AIM OF THE EXERCISE ▸
Copy each record exactly as it reads, leaving out any pictures it holds.
■ ■ ■ ■
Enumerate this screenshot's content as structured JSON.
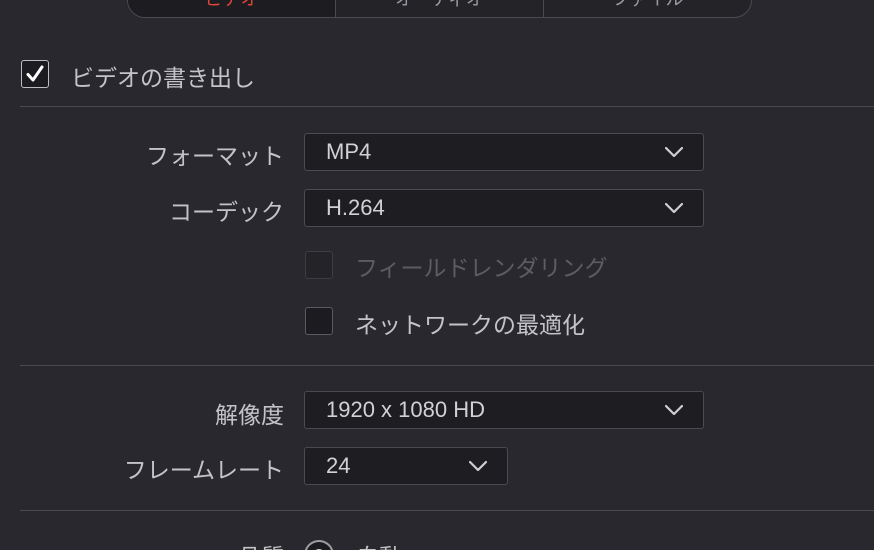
{
  "tabs": [
    {
      "label": "ビデオ",
      "active": true
    },
    {
      "label": "オーディオ",
      "active": false
    },
    {
      "label": "ファイル",
      "active": false
    }
  ],
  "export_video": {
    "label": "ビデオの書き出し",
    "checked": true
  },
  "format": {
    "label": "フォーマット",
    "value": "MP4"
  },
  "codec": {
    "label": "コーデック",
    "value": "H.264"
  },
  "field_rendering": {
    "label": "フィールドレンダリング",
    "checked": false,
    "enabled": false
  },
  "network_optimize": {
    "label": "ネットワークの最適化",
    "checked": false,
    "enabled": true
  },
  "resolution": {
    "label": "解像度",
    "value": "1920 x 1080 HD"
  },
  "frame_rate": {
    "label": "フレームレート",
    "value": "24"
  },
  "quality": {
    "label": "品質",
    "option_auto": "自動"
  },
  "colors": {
    "background": "#28282e",
    "active_tab_text": "#e0443a",
    "field_bg": "#1e1e22",
    "border": "#4a4a50"
  }
}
■ ■ ■ ■
RESPONSE TO THE EXERCISE ▸
Enumerate this screenshot's content as structured JSON.
{
  "tabs": [
    {
      "label": "ビデオ",
      "active": true
    },
    {
      "label": "オーディオ",
      "active": false
    },
    {
      "label": "ファイル",
      "active": false
    }
  ],
  "export_video": {
    "label": "ビデオの書き出し",
    "checked": true
  },
  "format": {
    "label": "フォーマット",
    "value": "MP4"
  },
  "codec": {
    "label": "コーデック",
    "value": "H.264"
  },
  "field_rendering": {
    "label": "フィールドレンダリング",
    "checked": false,
    "enabled": false
  },
  "network_optimize": {
    "label": "ネットワークの最適化",
    "checked": false,
    "enabled": true
  },
  "resolution": {
    "label": "解像度",
    "value": "1920 x 1080 HD"
  },
  "frame_rate": {
    "label": "フレームレート",
    "value": "24"
  },
  "quality": {
    "label": "品質",
    "option_auto": "自動"
  },
  "colors": {
    "background": "#28282e",
    "active_tab_text": "#e0443a",
    "field_bg": "#1e1e22",
    "border": "#4a4a50"
  }
}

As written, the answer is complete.